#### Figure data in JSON
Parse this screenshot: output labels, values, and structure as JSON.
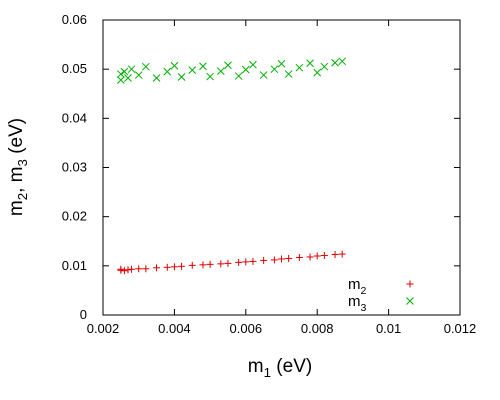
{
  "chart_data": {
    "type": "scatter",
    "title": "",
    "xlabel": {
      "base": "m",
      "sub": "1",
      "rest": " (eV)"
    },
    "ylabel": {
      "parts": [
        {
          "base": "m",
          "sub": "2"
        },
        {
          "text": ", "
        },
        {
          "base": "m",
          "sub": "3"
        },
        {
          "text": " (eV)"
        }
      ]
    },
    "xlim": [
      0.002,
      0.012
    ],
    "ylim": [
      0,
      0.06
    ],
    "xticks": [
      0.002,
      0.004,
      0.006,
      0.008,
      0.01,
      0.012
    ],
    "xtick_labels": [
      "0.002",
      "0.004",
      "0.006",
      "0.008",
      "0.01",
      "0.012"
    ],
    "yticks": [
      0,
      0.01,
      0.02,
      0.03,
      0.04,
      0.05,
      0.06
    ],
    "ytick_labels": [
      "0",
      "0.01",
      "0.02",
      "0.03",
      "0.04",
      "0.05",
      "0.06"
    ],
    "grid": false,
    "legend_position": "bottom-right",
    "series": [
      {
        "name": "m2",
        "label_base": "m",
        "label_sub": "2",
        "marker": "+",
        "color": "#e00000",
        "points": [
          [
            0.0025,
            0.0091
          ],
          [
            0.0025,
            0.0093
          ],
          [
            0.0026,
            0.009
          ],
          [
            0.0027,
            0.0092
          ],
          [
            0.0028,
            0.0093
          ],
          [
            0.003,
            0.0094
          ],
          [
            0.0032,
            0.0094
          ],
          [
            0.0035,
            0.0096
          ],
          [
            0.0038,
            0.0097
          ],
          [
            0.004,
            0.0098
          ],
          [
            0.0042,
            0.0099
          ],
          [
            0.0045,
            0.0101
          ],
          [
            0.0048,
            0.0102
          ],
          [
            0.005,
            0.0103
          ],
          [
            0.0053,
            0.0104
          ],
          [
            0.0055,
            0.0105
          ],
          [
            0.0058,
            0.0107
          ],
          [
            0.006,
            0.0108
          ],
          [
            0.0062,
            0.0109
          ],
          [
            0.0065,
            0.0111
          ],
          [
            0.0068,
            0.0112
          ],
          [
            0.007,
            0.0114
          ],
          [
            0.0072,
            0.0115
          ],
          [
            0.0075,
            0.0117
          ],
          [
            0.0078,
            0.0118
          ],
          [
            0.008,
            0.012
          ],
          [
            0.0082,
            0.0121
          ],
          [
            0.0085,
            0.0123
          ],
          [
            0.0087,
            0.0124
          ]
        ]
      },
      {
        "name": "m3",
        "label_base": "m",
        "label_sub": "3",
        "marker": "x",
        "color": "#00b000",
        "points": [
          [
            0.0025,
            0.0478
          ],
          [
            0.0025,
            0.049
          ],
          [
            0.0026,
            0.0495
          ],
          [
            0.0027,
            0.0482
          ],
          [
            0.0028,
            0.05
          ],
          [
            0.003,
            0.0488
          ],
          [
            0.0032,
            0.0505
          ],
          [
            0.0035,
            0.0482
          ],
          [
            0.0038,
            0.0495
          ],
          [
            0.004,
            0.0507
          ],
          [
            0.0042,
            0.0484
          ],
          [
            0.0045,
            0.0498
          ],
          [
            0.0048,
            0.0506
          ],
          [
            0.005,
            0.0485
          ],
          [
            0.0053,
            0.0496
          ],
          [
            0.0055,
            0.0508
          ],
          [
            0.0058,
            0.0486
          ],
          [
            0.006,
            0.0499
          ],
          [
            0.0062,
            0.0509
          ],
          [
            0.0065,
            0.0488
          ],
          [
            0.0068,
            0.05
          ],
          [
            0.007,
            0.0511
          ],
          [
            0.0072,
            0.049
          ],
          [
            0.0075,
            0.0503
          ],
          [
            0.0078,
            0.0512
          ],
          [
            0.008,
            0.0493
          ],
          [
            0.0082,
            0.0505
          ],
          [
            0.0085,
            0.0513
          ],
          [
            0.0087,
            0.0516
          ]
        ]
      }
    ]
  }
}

#### Problem description
Repeat every record above exactly, but leave out any pictures.

#### Exercise answer
Parse this screenshot: output labels, values, and structure as JSON.
{
  "chart_data": {
    "type": "scatter",
    "title": "",
    "xlabel": {
      "base": "m",
      "sub": "1",
      "rest": " (eV)"
    },
    "ylabel": {
      "parts": [
        {
          "base": "m",
          "sub": "2"
        },
        {
          "text": ", "
        },
        {
          "base": "m",
          "sub": "3"
        },
        {
          "text": " (eV)"
        }
      ]
    },
    "xlim": [
      0.002,
      0.012
    ],
    "ylim": [
      0,
      0.06
    ],
    "xticks": [
      0.002,
      0.004,
      0.006,
      0.008,
      0.01,
      0.012
    ],
    "xtick_labels": [
      "0.002",
      "0.004",
      "0.006",
      "0.008",
      "0.01",
      "0.012"
    ],
    "yticks": [
      0,
      0.01,
      0.02,
      0.03,
      0.04,
      0.05,
      0.06
    ],
    "ytick_labels": [
      "0",
      "0.01",
      "0.02",
      "0.03",
      "0.04",
      "0.05",
      "0.06"
    ],
    "grid": false,
    "legend_position": "bottom-right",
    "series": [
      {
        "name": "m2",
        "label_base": "m",
        "label_sub": "2",
        "marker": "+",
        "color": "#e00000",
        "points": [
          [
            0.0025,
            0.0091
          ],
          [
            0.0025,
            0.0093
          ],
          [
            0.0026,
            0.009
          ],
          [
            0.0027,
            0.0092
          ],
          [
            0.0028,
            0.0093
          ],
          [
            0.003,
            0.0094
          ],
          [
            0.0032,
            0.0094
          ],
          [
            0.0035,
            0.0096
          ],
          [
            0.0038,
            0.0097
          ],
          [
            0.004,
            0.0098
          ],
          [
            0.0042,
            0.0099
          ],
          [
            0.0045,
            0.0101
          ],
          [
            0.0048,
            0.0102
          ],
          [
            0.005,
            0.0103
          ],
          [
            0.0053,
            0.0104
          ],
          [
            0.0055,
            0.0105
          ],
          [
            0.0058,
            0.0107
          ],
          [
            0.006,
            0.0108
          ],
          [
            0.0062,
            0.0109
          ],
          [
            0.0065,
            0.0111
          ],
          [
            0.0068,
            0.0112
          ],
          [
            0.007,
            0.0114
          ],
          [
            0.0072,
            0.0115
          ],
          [
            0.0075,
            0.0117
          ],
          [
            0.0078,
            0.0118
          ],
          [
            0.008,
            0.012
          ],
          [
            0.0082,
            0.0121
          ],
          [
            0.0085,
            0.0123
          ],
          [
            0.0087,
            0.0124
          ]
        ]
      },
      {
        "name": "m3",
        "label_base": "m",
        "label_sub": "3",
        "marker": "x",
        "color": "#00b000",
        "points": [
          [
            0.0025,
            0.0478
          ],
          [
            0.0025,
            0.049
          ],
          [
            0.0026,
            0.0495
          ],
          [
            0.0027,
            0.0482
          ],
          [
            0.0028,
            0.05
          ],
          [
            0.003,
            0.0488
          ],
          [
            0.0032,
            0.0505
          ],
          [
            0.0035,
            0.0482
          ],
          [
            0.0038,
            0.0495
          ],
          [
            0.004,
            0.0507
          ],
          [
            0.0042,
            0.0484
          ],
          [
            0.0045,
            0.0498
          ],
          [
            0.0048,
            0.0506
          ],
          [
            0.005,
            0.0485
          ],
          [
            0.0053,
            0.0496
          ],
          [
            0.0055,
            0.0508
          ],
          [
            0.0058,
            0.0486
          ],
          [
            0.006,
            0.0499
          ],
          [
            0.0062,
            0.0509
          ],
          [
            0.0065,
            0.0488
          ],
          [
            0.0068,
            0.05
          ],
          [
            0.007,
            0.0511
          ],
          [
            0.0072,
            0.049
          ],
          [
            0.0075,
            0.0503
          ],
          [
            0.0078,
            0.0512
          ],
          [
            0.008,
            0.0493
          ],
          [
            0.0082,
            0.0505
          ],
          [
            0.0085,
            0.0513
          ],
          [
            0.0087,
            0.0516
          ]
        ]
      }
    ]
  }
}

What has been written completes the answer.